** Start of THE INPUT **

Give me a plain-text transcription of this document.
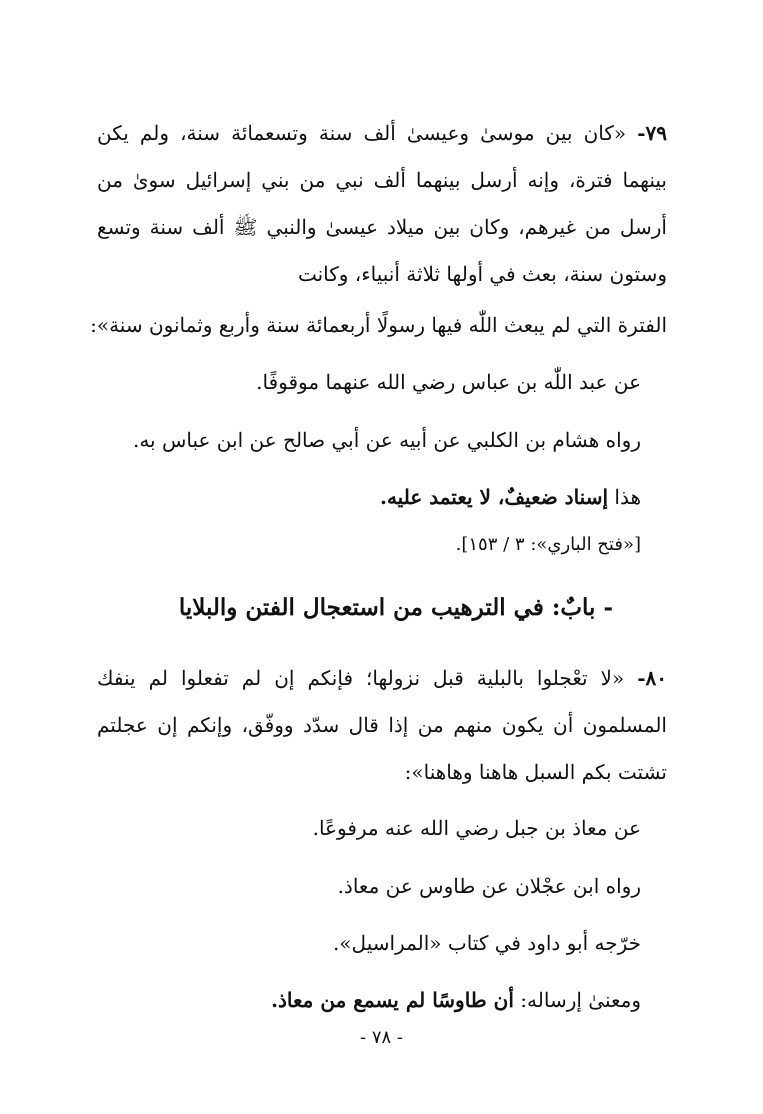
٧٩- «كان بين موسىٰ وعيسىٰ ألف سنة وتسعمائة سنة، ولم يكن بينهما فترة، وإنه أرسل بينهما ألف نبي من بني إسرائيل سوىٰ من أرسل من غيرهم، وكان بين ميلاد عيسىٰ والنبي ﷺ ألف سنة وتسع وستون سنة، بعث في أولها ثلاثة أنبياء، وكانت
الفترة التي لم يبعث اللّٰه فيها رسولًا أربعمائة سنة وأربع وثمانون سنة»:
عن عبد اللّٰه بن عباس رضي الله عنهما موقوفًا.
رواه هشام بن الكلبي عن أبيه عن أبي صالح عن ابن عباس به.
هذا إسناد ضعيفٌ، لا يعتمد عليه.
[«فتح الباري»: ٣ / ١٥٣].
- بابٌ: في الترهيب من استعجال الفتن والبلايا
٨٠- «لا تعْجلوا بالبلية قبل نزولها؛ فإنكم إن لم تفعلوا لم ينفك المسلمون أن يكون منهم من إذا قال سدّد ووفّق، وإنكم إن عجلتم تشتت بكم السبل هاهنا وهاهنا»:
عن معاذ بن جبل رضي الله عنه مرفوعًا.
رواه ابن عجْلان عن طاوس عن معاذ.
خرّجه أبو داود في كتاب «المراسيل».
ومعنىٰ إرساله: أن طاوسًا لم يسمع من معاذ.
- ٧٨ -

** End of THE INPUT **

YOUR OBJECTIVE: Exactly as written, return every line of the listing, but not the pictures.

WRITTEN ANSWER:
Give me a plain-text transcription of this document.
٧٩- «كان بين موسىٰ وعيسىٰ ألف سنة وتسعمائة سنة، ولم يكن بينهما فترة، وإنه أرسل بينهما ألف نبي من بني إسرائيل سوىٰ من أرسل من غيرهم، وكان بين ميلاد عيسىٰ والنبي ﷺ ألف سنة وتسع وستون سنة، بعث في أولها ثلاثة أنبياء، وكانت
الفترة التي لم يبعث اللّٰه فيها رسولًا أربعمائة سنة وأربع وثمانون سنة»:
عن عبد اللّٰه بن عباس رضي الله عنهما موقوفًا.
رواه هشام بن الكلبي عن أبيه عن أبي صالح عن ابن عباس به.
هذا إسناد ضعيفٌ، لا يعتمد عليه.
[«فتح الباري»: ٣ / ١٥٣].
- بابٌ: في الترهيب من استعجال الفتن والبلايا
٨٠- «لا تعْجلوا بالبلية قبل نزولها؛ فإنكم إن لم تفعلوا لم ينفك المسلمون أن يكون منهم من إذا قال سدّد ووفّق، وإنكم إن عجلتم تشتت بكم السبل هاهنا وهاهنا»:
عن معاذ بن جبل رضي الله عنه مرفوعًا.
رواه ابن عجْلان عن طاوس عن معاذ.
خرّجه أبو داود في كتاب «المراسيل».
ومعنىٰ إرساله: أن طاوسًا لم يسمع من معاذ.
- ٧٨ -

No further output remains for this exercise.